* _RECORD SET_:

## Start

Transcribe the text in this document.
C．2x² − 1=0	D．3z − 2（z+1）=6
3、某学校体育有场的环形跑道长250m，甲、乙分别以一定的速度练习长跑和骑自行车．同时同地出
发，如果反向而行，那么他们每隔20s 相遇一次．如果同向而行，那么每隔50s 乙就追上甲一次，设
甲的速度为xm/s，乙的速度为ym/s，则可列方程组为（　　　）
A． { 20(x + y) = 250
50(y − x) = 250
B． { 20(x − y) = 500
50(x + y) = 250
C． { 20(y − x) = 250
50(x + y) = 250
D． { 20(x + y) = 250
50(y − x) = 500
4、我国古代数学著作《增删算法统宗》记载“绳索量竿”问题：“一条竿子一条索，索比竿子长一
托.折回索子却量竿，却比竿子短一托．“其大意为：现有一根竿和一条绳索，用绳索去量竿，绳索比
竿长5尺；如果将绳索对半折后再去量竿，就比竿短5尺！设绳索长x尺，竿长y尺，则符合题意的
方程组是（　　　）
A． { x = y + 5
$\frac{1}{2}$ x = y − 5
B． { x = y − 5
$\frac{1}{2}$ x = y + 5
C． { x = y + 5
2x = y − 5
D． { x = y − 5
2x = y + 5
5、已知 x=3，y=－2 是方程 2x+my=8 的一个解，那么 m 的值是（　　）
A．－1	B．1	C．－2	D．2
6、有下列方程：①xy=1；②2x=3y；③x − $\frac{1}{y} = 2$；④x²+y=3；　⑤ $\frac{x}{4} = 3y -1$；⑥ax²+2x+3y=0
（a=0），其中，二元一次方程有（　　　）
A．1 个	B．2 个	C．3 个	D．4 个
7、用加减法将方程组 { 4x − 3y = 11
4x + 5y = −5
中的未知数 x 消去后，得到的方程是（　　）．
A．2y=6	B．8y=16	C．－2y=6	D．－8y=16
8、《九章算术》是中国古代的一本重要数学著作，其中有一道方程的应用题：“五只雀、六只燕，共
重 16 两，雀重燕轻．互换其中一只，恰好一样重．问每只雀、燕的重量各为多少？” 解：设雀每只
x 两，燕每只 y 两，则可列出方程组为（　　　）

## End

* _SHORT TASK_: Copy each entry exactly, with nothing added or dropped.

* _EXERCISE ANSWER_:
Transcribe the text in this document.
C．2x² − 1=0	D．3z − 2（z+1）=6
3、某学校体育有场的环形跑道长250m，甲、乙分别以一定的速度练习长跑和骑自行车．同时同地出
发，如果反向而行，那么他们每隔20s 相遇一次．如果同向而行，那么每隔50s 乙就追上甲一次，设
甲的速度为xm/s，乙的速度为ym/s，则可列方程组为（　　　）
A． { 20(x + y) = 250
50(y − x) = 250
B． { 20(x − y) = 500
50(x + y) = 250
C． { 20(y − x) = 250
50(x + y) = 250
D． { 20(x + y) = 250
50(y − x) = 500
4、我国古代数学著作《增删算法统宗》记载“绳索量竿”问题：“一条竿子一条索，索比竿子长一
托.折回索子却量竿，却比竿子短一托．“其大意为：现有一根竿和一条绳索，用绳索去量竿，绳索比
竿长5尺；如果将绳索对半折后再去量竿，就比竿短5尺！设绳索长x尺，竿长y尺，则符合题意的
方程组是（　　　）
A． { x = y + 5
$\frac{1}{2}$ x = y − 5
B． { x = y − 5
$\frac{1}{2}$ x = y + 5
C． { x = y + 5
2x = y − 5
D． { x = y − 5
2x = y + 5
5、已知 x=3，y=－2 是方程 2x+my=8 的一个解，那么 m 的值是（　　）
A．－1	B．1	C．－2	D．2
6、有下列方程：①xy=1；②2x=3y；③x − $\frac{1}{y} = 2$；④x²+y=3；　⑤ $\frac{x}{4} = 3y -1$；⑥ax²+2x+3y=0
（a=0），其中，二元一次方程有（　　　）
A．1 个	B．2 个	C．3 个	D．4 个
7、用加减法将方程组 { 4x − 3y = 11
4x + 5y = −5
中的未知数 x 消去后，得到的方程是（　　）．
A．2y=6	B．8y=16	C．－2y=6	D．－8y=16
8、《九章算术》是中国古代的一本重要数学著作，其中有一道方程的应用题：“五只雀、六只燕，共
重 16 两，雀重燕轻．互换其中一只，恰好一样重．问每只雀、燕的重量各为多少？” 解：设雀每只
x 两，燕每只 y 两，则可列出方程组为（　　　）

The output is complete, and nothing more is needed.